• To be done:
Locate the string "name" throughout the material and copy every line in which it occurs.

(Stored data)
* start *

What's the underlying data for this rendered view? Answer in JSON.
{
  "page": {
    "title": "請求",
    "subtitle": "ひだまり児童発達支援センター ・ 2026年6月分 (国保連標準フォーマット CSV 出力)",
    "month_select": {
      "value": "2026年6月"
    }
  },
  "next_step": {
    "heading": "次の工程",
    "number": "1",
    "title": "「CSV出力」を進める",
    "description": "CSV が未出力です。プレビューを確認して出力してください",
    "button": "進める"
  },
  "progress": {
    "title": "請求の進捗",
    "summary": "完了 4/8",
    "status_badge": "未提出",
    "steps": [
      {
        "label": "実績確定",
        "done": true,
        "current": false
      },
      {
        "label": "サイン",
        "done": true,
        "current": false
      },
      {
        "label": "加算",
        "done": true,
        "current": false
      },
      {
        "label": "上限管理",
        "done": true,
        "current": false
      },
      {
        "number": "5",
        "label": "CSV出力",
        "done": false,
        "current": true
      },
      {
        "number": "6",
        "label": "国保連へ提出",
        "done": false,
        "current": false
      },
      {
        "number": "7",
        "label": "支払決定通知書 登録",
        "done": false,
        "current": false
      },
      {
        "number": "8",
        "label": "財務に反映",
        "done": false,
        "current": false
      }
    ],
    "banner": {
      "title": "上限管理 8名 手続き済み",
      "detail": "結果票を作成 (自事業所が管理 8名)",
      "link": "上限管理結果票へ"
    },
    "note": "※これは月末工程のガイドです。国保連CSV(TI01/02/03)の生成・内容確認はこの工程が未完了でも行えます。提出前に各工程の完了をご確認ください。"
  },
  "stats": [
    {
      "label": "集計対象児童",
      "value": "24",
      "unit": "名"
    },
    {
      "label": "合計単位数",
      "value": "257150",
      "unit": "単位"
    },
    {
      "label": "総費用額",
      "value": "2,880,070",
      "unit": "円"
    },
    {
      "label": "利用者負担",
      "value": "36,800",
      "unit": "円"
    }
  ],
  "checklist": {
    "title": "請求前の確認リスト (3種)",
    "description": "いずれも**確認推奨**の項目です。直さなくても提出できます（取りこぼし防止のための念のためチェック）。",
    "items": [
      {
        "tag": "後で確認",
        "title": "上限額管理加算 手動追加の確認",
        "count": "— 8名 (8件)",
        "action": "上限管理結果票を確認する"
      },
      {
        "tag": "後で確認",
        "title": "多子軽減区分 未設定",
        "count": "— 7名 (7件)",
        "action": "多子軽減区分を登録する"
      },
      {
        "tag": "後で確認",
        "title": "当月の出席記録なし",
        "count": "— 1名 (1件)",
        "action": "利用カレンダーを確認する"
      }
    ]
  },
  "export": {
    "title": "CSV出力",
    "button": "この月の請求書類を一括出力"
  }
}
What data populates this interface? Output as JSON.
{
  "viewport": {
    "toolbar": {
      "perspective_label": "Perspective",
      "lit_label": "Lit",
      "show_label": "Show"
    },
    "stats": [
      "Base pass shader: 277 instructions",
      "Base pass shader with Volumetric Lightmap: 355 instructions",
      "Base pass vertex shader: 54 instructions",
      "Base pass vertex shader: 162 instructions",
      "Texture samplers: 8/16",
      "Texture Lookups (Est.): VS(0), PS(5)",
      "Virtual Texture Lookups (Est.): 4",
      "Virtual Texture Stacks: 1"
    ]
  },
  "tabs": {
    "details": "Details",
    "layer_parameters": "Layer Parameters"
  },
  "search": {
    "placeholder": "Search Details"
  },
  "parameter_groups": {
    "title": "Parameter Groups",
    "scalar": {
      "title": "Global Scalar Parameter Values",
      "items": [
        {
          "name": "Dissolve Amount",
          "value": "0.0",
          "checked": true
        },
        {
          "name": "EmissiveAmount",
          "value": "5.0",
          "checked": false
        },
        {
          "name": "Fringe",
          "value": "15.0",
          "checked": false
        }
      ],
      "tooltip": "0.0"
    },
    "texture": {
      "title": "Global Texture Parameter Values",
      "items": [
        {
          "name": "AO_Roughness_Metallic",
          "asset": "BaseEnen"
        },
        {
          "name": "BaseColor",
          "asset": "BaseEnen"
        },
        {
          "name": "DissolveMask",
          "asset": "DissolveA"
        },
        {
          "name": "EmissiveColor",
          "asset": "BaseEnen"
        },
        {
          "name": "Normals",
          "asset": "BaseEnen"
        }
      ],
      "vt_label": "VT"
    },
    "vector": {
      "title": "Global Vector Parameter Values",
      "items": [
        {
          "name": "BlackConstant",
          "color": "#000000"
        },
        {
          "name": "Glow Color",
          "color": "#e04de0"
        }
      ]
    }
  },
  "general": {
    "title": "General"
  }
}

* end *

• Result of this exercise:
          "name": "Dissolve Amount",
          "name": "EmissiveAmount",
          "name": "Fringe",
          "name": "AO_Roughness_Metallic",
          "name": "BaseColor",
          "name": "DissolveMask",
          "name": "EmissiveColor",
          "name": "Normals",
          "name": "BlackConstant",
          "name": "Glow Color",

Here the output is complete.